Exercise:
Repeat the entries verbatim, starting at the line containing "x-tick-label: 4 (90, 864, 97, 878)" and ending at the line containing "candle-body (744, 292, 754, 321)", both included.

Data shown:
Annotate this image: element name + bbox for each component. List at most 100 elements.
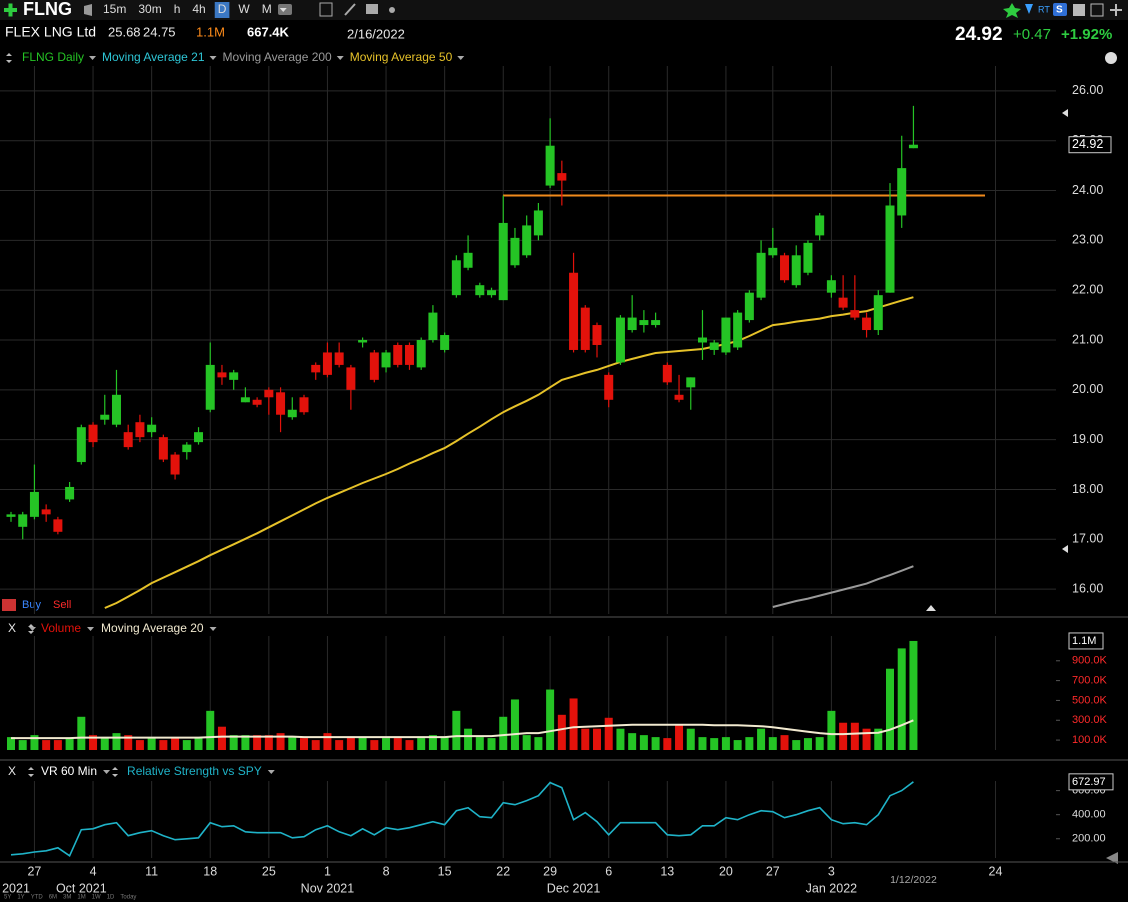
x-tick-label: 4 (90, 864, 97, 878)
move-arrows[interactable] (6, 53, 12, 63)
volume-bar (510, 699, 519, 750)
move-arrows[interactable] (28, 767, 34, 777)
interval-button[interactable]: M (262, 2, 272, 16)
candle-body (381, 352, 391, 368)
volume-bar (874, 728, 883, 750)
dropdown-arrow[interactable] (457, 56, 465, 60)
range-button[interactable]: 5Y (4, 895, 11, 901)
volume-bar (171, 738, 180, 750)
x-tick-label: 6 (605, 864, 612, 878)
s-badge[interactable] (1053, 3, 1067, 16)
window-icon[interactable] (1090, 3, 1104, 17)
scroll-arrow[interactable] (1106, 852, 1118, 864)
candle-body (815, 215, 825, 236)
buy-button[interactable]: Buy (22, 599, 41, 611)
dropdown-arrow[interactable] (89, 56, 97, 60)
interval-button[interactable]: W (238, 2, 250, 16)
interval-button[interactable]: 30m (138, 2, 161, 16)
range-button[interactable]: 1Y (17, 895, 24, 901)
candle-body (744, 292, 754, 321)
candle-body (217, 372, 227, 378)
add-icon[interactable] (4, 3, 17, 17)
share-icon[interactable] (389, 7, 395, 13)
volume-bar (827, 710, 836, 750)
legend-item[interactable]: Moving Average 21 (102, 50, 205, 64)
x-tick-label: 11 (145, 864, 158, 878)
interval-button[interactable]: 15m (103, 2, 126, 16)
draw-icon[interactable] (344, 3, 356, 16)
dropdown-arrow[interactable] (87, 627, 95, 631)
move-arrows[interactable] (28, 624, 34, 634)
x-tick-label: 8 (383, 864, 390, 878)
volume-bar (276, 733, 285, 750)
dropdown-arrow[interactable] (336, 56, 344, 60)
candle-body (604, 374, 614, 400)
range-button[interactable]: YTD (31, 895, 44, 901)
dropdown-arrow[interactable] (103, 770, 111, 774)
sound-icon[interactable] (84, 4, 92, 16)
volume-bar (182, 740, 191, 750)
range-button[interactable]: 6M (49, 895, 57, 901)
marker (1062, 109, 1068, 117)
y-tick-label: 16.00 (1072, 581, 1103, 595)
legend-item[interactable]: VR 60 Min (41, 764, 97, 778)
price-change: +0.47 (1013, 26, 1051, 43)
volume-bar (745, 737, 754, 750)
range-button[interactable]: Today (120, 895, 136, 901)
trade-icon[interactable] (2, 599, 16, 611)
volume-bar (487, 738, 496, 750)
dropdown-arrow[interactable] (279, 8, 287, 12)
interval-button[interactable]: D (218, 2, 227, 16)
y-tick-label: 700.0K (1072, 675, 1108, 687)
range-button[interactable]: 1D (107, 895, 115, 901)
sell-button[interactable]: Sell (53, 599, 71, 611)
y-tick-label: 300.0K (1072, 714, 1108, 726)
symbol[interactable]: FLNG (23, 0, 72, 19)
range-button[interactable]: 1W (92, 895, 101, 901)
candle-body (194, 432, 204, 443)
volume-bar (522, 735, 531, 750)
legend-item[interactable]: FLNG Daily (22, 50, 84, 64)
move-icon[interactable] (1110, 4, 1122, 16)
volume-bar (499, 716, 508, 750)
realtime-badge[interactable]: RT (1038, 4, 1050, 14)
flag-icon[interactable] (1025, 4, 1033, 14)
volume-bar (7, 737, 15, 750)
save-icon[interactable] (1073, 4, 1085, 16)
x-tick-label: 29 (543, 864, 557, 878)
close-button[interactable]: X (8, 621, 16, 635)
close-button[interactable]: X (8, 764, 16, 778)
star-icon[interactable] (1003, 3, 1021, 18)
interval-button[interactable]: 4h (192, 2, 205, 16)
volume-bar (112, 733, 121, 750)
x-tick-label: 3 (828, 864, 835, 878)
settings-icon[interactable] (1105, 52, 1117, 64)
table-icon[interactable] (319, 2, 333, 17)
candle-body (662, 364, 672, 383)
month-label: Nov 2021 (301, 881, 355, 895)
candle-body (498, 222, 508, 301)
dropdown-arrow[interactable] (209, 56, 217, 60)
candle-body (416, 340, 426, 368)
legend-item[interactable]: Moving Average 50 (350, 50, 453, 64)
moving-average-line (104, 296, 914, 609)
dropdown-arrow[interactable] (267, 770, 275, 774)
candle-body (111, 394, 121, 425)
candle-body (768, 247, 778, 256)
move-arrows[interactable] (112, 767, 119, 777)
range-button[interactable]: 1M (77, 895, 85, 901)
volume-bar (792, 740, 801, 750)
dropdown-arrow[interactable] (29, 627, 36, 631)
note-icon[interactable] (366, 4, 378, 14)
s-badge-text[interactable]: S (1056, 5, 1063, 16)
legend-item[interactable]: Volume (41, 621, 81, 635)
candle-body (862, 317, 872, 331)
legend-item[interactable]: Moving Average 200 (223, 50, 333, 64)
interval-button[interactable]: h (174, 2, 181, 16)
legend-item[interactable]: Moving Average 20 (101, 621, 204, 635)
range-button[interactable]: 3M (63, 895, 71, 901)
dropdown-arrow[interactable] (209, 627, 217, 631)
legend-item[interactable]: Relative Strength vs SPY (127, 764, 262, 778)
company-name: FLEX LNG Ltd (5, 24, 96, 40)
day-volume: 1.1M (196, 24, 225, 39)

Final answer:
x-tick-label: 4 (90, 864, 97, 878)
move-arrows[interactable] (6, 53, 12, 63)
volume-bar (510, 699, 519, 750)
move-arrows[interactable] (28, 767, 34, 777)
interval-button[interactable]: M (262, 2, 272, 16)
candle-body (381, 352, 391, 368)
volume-bar (874, 728, 883, 750)
dropdown-arrow[interactable] (457, 56, 465, 60)
range-button[interactable]: 5Y (4, 895, 11, 901)
volume-bar (171, 738, 180, 750)
x-tick-label: 6 (605, 864, 612, 878)
s-badge[interactable] (1053, 3, 1067, 16)
window-icon[interactable] (1090, 3, 1104, 17)
scroll-arrow[interactable] (1106, 852, 1118, 864)
candle-body (815, 215, 825, 236)
buy-button[interactable]: Buy (22, 599, 41, 611)
dropdown-arrow[interactable] (89, 56, 97, 60)
interval-button[interactable]: W (238, 2, 250, 16)
interval-button[interactable]: 30m (138, 2, 161, 16)
range-button[interactable]: 1Y (17, 895, 24, 901)
candle-body (744, 292, 754, 321)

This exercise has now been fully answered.